Records
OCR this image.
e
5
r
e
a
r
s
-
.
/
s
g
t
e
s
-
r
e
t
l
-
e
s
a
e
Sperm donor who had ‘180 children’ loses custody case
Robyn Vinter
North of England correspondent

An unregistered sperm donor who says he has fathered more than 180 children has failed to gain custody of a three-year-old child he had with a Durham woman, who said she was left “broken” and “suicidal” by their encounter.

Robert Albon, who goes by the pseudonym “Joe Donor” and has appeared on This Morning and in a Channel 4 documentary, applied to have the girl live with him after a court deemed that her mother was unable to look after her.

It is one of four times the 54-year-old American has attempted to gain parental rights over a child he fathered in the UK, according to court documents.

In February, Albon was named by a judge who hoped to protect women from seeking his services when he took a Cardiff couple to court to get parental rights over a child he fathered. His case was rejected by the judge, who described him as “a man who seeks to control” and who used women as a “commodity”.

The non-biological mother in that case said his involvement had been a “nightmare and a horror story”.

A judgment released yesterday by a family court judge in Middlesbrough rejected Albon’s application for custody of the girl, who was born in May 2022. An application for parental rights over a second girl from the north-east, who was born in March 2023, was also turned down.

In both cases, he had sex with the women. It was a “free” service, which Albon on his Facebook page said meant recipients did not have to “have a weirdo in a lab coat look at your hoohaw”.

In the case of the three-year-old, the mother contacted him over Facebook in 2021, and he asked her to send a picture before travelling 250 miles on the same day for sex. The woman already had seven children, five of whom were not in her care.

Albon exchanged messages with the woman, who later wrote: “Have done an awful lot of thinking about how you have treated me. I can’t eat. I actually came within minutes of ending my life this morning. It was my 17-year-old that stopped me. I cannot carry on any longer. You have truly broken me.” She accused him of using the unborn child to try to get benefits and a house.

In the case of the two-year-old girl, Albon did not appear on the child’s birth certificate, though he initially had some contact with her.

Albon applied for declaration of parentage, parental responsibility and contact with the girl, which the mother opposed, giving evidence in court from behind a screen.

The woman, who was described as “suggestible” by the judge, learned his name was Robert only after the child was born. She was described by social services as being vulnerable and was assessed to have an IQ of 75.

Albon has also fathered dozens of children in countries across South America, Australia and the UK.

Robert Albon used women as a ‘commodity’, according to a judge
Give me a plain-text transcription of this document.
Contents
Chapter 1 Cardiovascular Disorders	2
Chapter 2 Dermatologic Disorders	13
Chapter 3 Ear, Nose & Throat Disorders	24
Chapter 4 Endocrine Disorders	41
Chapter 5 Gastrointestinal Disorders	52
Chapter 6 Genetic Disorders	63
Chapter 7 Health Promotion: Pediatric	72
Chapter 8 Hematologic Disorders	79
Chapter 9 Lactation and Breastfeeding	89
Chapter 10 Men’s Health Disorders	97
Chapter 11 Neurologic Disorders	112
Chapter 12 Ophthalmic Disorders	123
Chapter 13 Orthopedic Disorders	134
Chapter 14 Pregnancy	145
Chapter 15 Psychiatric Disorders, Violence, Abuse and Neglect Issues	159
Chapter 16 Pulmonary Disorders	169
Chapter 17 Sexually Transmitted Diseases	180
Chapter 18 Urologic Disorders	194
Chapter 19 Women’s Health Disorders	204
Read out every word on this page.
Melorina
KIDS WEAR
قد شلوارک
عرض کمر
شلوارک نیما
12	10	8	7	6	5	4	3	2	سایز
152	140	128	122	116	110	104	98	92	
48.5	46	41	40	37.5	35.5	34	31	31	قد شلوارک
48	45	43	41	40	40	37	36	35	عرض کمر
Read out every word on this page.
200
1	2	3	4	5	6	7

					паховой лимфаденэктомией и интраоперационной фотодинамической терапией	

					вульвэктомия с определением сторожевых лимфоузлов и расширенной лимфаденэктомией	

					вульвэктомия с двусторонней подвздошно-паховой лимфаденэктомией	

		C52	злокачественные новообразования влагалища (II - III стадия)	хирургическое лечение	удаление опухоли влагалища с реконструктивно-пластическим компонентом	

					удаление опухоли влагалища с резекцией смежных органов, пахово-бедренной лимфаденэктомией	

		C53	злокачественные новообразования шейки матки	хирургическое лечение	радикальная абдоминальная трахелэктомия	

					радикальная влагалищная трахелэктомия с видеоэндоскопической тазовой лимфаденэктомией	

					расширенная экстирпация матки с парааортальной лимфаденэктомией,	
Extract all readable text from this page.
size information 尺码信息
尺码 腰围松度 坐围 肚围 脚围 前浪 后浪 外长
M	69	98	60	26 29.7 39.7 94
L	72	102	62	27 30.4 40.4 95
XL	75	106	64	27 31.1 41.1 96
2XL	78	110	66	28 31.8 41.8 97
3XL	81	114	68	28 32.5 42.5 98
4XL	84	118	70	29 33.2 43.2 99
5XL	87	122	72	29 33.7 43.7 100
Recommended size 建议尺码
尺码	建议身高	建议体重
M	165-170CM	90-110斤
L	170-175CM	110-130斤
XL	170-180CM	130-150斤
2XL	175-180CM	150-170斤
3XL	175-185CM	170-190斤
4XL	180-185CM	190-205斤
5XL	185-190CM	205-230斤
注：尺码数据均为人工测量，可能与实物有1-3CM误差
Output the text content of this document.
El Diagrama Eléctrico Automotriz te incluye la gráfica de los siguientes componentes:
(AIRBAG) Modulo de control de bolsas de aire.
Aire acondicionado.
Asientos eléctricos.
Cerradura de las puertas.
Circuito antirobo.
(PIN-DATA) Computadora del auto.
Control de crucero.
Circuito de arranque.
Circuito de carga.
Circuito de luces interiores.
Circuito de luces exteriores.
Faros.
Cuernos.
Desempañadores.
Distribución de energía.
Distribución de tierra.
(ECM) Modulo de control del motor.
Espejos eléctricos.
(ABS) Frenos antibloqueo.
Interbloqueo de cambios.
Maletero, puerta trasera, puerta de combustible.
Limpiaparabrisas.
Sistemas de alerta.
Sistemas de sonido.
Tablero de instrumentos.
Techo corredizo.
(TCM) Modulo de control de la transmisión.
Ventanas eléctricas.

* _Exercise_: Exactly and only the lines from the line containing "Output the text content of this document." through the last line of the entries should be copied, both ends included.

* _Correct response_:
Output the text content of this document.
El Diagrama Eléctrico Automotriz te incluye la gráfica de los siguientes componentes:
(AIRBAG) Modulo de control de bolsas de aire.
Aire acondicionado.
Asientos eléctricos.
Cerradura de las puertas.
Circuito antirobo.
(PIN-DATA) Computadora del auto.
Control de crucero.
Circuito de arranque.
Circuito de carga.
Circuito de luces interiores.
Circuito de luces exteriores.
Faros.
Cuernos.
Desempañadores.
Distribución de energía.
Distribución de tierra.
(ECM) Modulo de control del motor.
Espejos eléctricos.
(ABS) Frenos antibloqueo.
Interbloqueo de cambios.
Maletero, puerta trasera, puerta de combustible.
Limpiaparabrisas.
Sistemas de alerta.
Sistemas de sonido.
Tablero de instrumentos.
Techo corredizo.
(TCM) Modulo de control de la transmisión.
Ventanas eléctricas.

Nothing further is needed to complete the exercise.